(Items from a data source)
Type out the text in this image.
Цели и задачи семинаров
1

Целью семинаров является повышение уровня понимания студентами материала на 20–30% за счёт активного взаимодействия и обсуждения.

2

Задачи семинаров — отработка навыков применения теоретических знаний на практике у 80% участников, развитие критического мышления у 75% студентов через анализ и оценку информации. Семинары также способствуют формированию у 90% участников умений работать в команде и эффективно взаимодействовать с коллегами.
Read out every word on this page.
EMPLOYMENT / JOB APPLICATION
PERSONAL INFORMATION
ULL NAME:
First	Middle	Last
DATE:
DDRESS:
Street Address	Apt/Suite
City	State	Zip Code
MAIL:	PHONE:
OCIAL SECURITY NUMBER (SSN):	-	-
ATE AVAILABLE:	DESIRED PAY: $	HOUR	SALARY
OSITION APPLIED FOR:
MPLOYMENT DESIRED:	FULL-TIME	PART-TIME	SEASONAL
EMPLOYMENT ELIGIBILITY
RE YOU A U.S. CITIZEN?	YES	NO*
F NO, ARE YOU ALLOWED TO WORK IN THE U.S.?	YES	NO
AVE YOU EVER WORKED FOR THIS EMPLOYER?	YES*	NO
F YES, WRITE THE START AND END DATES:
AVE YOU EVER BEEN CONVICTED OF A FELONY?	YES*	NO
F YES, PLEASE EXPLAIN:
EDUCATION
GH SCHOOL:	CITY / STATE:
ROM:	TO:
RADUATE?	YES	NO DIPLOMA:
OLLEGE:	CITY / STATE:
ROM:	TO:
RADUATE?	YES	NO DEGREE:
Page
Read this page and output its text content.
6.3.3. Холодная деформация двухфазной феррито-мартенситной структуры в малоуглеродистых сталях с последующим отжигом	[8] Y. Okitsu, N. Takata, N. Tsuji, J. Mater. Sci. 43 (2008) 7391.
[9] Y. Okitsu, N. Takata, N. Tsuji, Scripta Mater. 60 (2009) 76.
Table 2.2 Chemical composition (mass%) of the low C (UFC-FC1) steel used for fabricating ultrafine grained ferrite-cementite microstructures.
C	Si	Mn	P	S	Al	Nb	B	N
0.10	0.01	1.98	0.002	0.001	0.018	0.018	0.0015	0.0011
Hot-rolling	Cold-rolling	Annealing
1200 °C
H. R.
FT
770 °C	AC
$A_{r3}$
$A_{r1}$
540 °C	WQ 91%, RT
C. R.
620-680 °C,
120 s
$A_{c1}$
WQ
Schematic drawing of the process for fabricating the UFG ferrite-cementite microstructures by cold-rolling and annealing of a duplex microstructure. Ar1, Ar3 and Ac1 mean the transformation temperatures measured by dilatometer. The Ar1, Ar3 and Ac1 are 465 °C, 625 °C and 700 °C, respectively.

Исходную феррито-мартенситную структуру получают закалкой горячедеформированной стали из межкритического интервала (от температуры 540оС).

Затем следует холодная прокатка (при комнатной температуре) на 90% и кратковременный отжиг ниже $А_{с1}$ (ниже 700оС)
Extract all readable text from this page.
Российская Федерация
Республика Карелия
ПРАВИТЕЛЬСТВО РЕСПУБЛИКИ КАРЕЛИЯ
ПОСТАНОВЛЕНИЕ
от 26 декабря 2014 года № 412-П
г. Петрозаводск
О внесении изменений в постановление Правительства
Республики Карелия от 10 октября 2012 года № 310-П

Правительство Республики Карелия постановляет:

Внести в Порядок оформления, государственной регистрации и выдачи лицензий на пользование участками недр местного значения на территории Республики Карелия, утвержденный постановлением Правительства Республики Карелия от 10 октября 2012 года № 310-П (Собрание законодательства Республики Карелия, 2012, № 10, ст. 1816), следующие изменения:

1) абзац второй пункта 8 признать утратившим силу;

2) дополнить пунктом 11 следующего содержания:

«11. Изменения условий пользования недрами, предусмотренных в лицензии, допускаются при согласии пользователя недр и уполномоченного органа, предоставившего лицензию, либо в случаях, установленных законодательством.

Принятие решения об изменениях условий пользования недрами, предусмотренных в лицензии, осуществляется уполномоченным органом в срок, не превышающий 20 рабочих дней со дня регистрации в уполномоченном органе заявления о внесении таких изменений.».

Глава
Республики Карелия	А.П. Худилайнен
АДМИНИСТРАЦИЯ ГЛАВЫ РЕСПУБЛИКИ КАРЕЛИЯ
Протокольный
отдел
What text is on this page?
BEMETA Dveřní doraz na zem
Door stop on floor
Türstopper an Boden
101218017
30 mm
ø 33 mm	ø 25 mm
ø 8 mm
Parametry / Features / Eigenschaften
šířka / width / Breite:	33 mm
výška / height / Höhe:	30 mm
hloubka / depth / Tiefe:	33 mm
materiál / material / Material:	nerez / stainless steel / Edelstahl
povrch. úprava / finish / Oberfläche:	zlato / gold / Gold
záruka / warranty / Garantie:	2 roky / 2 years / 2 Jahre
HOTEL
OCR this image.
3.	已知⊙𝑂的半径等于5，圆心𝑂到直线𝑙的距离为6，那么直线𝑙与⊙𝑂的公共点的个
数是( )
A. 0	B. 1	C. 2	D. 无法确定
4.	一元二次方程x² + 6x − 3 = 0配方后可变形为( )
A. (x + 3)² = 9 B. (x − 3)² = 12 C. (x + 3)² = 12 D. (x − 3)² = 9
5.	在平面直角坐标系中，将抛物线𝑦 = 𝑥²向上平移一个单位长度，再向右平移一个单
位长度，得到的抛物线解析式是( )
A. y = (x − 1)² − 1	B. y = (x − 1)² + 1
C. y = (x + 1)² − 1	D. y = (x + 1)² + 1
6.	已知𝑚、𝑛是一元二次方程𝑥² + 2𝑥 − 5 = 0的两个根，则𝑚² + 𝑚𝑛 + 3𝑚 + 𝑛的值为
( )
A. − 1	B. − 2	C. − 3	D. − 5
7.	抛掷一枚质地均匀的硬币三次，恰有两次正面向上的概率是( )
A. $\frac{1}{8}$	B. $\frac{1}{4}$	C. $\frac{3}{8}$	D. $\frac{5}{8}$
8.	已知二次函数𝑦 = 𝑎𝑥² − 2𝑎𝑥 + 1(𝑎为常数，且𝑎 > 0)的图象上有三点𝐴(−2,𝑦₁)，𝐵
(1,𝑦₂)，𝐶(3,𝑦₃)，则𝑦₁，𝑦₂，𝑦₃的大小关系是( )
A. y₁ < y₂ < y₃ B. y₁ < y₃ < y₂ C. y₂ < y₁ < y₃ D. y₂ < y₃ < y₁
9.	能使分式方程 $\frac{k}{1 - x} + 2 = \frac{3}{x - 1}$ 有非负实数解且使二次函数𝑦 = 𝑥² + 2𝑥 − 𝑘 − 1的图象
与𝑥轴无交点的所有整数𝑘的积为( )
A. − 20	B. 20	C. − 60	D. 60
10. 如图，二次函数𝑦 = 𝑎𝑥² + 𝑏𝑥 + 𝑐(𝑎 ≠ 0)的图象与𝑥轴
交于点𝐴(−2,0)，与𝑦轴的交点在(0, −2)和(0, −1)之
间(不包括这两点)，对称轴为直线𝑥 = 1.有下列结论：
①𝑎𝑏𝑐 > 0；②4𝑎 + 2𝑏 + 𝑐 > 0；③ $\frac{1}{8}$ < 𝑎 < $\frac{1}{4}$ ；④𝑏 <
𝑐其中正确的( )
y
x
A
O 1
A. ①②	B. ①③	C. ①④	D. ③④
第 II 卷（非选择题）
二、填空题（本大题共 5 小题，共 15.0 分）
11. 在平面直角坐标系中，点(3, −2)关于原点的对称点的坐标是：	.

[Task prompt]: Collect every line with the string "EMPLOYMENT" from the records, and copy each.

[Reply]:
EMPLOYMENT / JOB APPLICATION
EMPLOYMENT ELIGIBILITY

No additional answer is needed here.